-- START OF STORED RECORDS --
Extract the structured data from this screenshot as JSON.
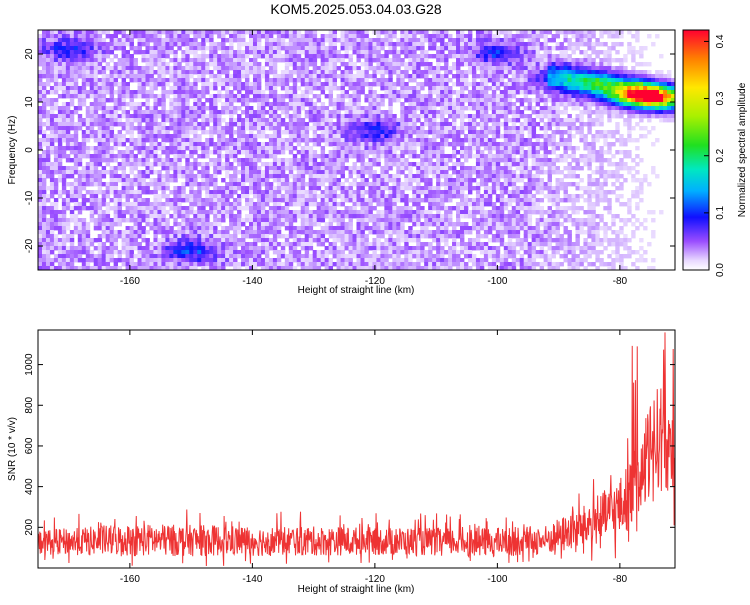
{
  "title": "KOM5.2025.053.04.03.G28",
  "chart_data": [
    {
      "type": "heatmap",
      "xlabel": "Height of straight line (km)",
      "ylabel": "Frequency (Hz)",
      "xlim": [
        -175,
        -71
      ],
      "ylim": [
        -25,
        25
      ],
      "x_ticks": [
        -160,
        -140,
        -120,
        -100,
        -80
      ],
      "y_ticks": [
        -20,
        -10,
        0,
        10,
        20
      ],
      "colorbar": {
        "label": "Normalized spectral amplitude",
        "range": [
          0,
          0.42
        ],
        "ticks": [
          0.0,
          0.1,
          0.2,
          0.3,
          0.4
        ],
        "tick_labels": [
          "0.0",
          "0.1",
          "0.2",
          "0.3",
          "0.4"
        ]
      },
      "features": [
        {
          "x": -74,
          "y": 11,
          "value": 0.4
        },
        {
          "x": -78,
          "y": 12,
          "value": 0.3
        },
        {
          "x": -84,
          "y": 14,
          "value": 0.15
        },
        {
          "x": -90,
          "y": 15,
          "value": 0.08
        },
        {
          "x": -100,
          "y": 20,
          "value": 0.07
        },
        {
          "x": -120,
          "y": 4,
          "value": 0.07
        },
        {
          "x": -150,
          "y": -21,
          "value": 0.08
        },
        {
          "x": -170,
          "y": 21,
          "value": 0.07
        }
      ]
    },
    {
      "type": "line",
      "xlabel": "Height of straight line (km)",
      "ylabel": "SNR (10 * v/v)",
      "xlim": [
        -175,
        -71
      ],
      "ylim": [
        0,
        1170
      ],
      "x_ticks": [
        -160,
        -140,
        -120,
        -100,
        -80
      ],
      "y_ticks": [
        200,
        400,
        600,
        800,
        1000
      ],
      "color": "#ee3333",
      "profile": [
        {
          "x": -175,
          "mean": 120,
          "amp": 120
        },
        {
          "x": -160,
          "mean": 130,
          "amp": 160
        },
        {
          "x": -140,
          "mean": 125,
          "amp": 150
        },
        {
          "x": -120,
          "mean": 125,
          "amp": 140
        },
        {
          "x": -100,
          "mean": 120,
          "amp": 140
        },
        {
          "x": -92,
          "mean": 130,
          "amp": 150
        },
        {
          "x": -85,
          "mean": 200,
          "amp": 220
        },
        {
          "x": -80,
          "mean": 280,
          "amp": 300
        },
        {
          "x": -77,
          "mean": 400,
          "amp": 380
        },
        {
          "x": -74,
          "mean": 620,
          "amp": 540
        },
        {
          "x": -71,
          "mean": 560,
          "amp": 420
        }
      ]
    }
  ]
}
-- END OF STORED RECORDS --
Pictures are excluded; copy every other part of the records exactly.

Extract the structured data from this screenshot as JSON.
{
  "title": "KOM5.2025.053.04.03.G28",
  "chart_data": [
    {
      "type": "heatmap",
      "xlabel": "Height of straight line (km)",
      "ylabel": "Frequency (Hz)",
      "xlim": [
        -175,
        -71
      ],
      "ylim": [
        -25,
        25
      ],
      "x_ticks": [
        -160,
        -140,
        -120,
        -100,
        -80
      ],
      "y_ticks": [
        -20,
        -10,
        0,
        10,
        20
      ],
      "colorbar": {
        "label": "Normalized spectral amplitude",
        "range": [
          0,
          0.42
        ],
        "ticks": [
          0.0,
          0.1,
          0.2,
          0.3,
          0.4
        ],
        "tick_labels": [
          "0.0",
          "0.1",
          "0.2",
          "0.3",
          "0.4"
        ]
      },
      "features": [
        {
          "x": -74,
          "y": 11,
          "value": 0.4
        },
        {
          "x": -78,
          "y": 12,
          "value": 0.3
        },
        {
          "x": -84,
          "y": 14,
          "value": 0.15
        },
        {
          "x": -90,
          "y": 15,
          "value": 0.08
        },
        {
          "x": -100,
          "y": 20,
          "value": 0.07
        },
        {
          "x": -120,
          "y": 4,
          "value": 0.07
        },
        {
          "x": -150,
          "y": -21,
          "value": 0.08
        },
        {
          "x": -170,
          "y": 21,
          "value": 0.07
        }
      ]
    },
    {
      "type": "line",
      "xlabel": "Height of straight line (km)",
      "ylabel": "SNR (10 * v/v)",
      "xlim": [
        -175,
        -71
      ],
      "ylim": [
        0,
        1170
      ],
      "x_ticks": [
        -160,
        -140,
        -120,
        -100,
        -80
      ],
      "y_ticks": [
        200,
        400,
        600,
        800,
        1000
      ],
      "color": "#ee3333",
      "profile": [
        {
          "x": -175,
          "mean": 120,
          "amp": 120
        },
        {
          "x": -160,
          "mean": 130,
          "amp": 160
        },
        {
          "x": -140,
          "mean": 125,
          "amp": 150
        },
        {
          "x": -120,
          "mean": 125,
          "amp": 140
        },
        {
          "x": -100,
          "mean": 120,
          "amp": 140
        },
        {
          "x": -92,
          "mean": 130,
          "amp": 150
        },
        {
          "x": -85,
          "mean": 200,
          "amp": 220
        },
        {
          "x": -80,
          "mean": 280,
          "amp": 300
        },
        {
          "x": -77,
          "mean": 400,
          "amp": 380
        },
        {
          "x": -74,
          "mean": 620,
          "amp": 540
        },
        {
          "x": -71,
          "mean": 560,
          "amp": 420
        }
      ]
    }
  ]
}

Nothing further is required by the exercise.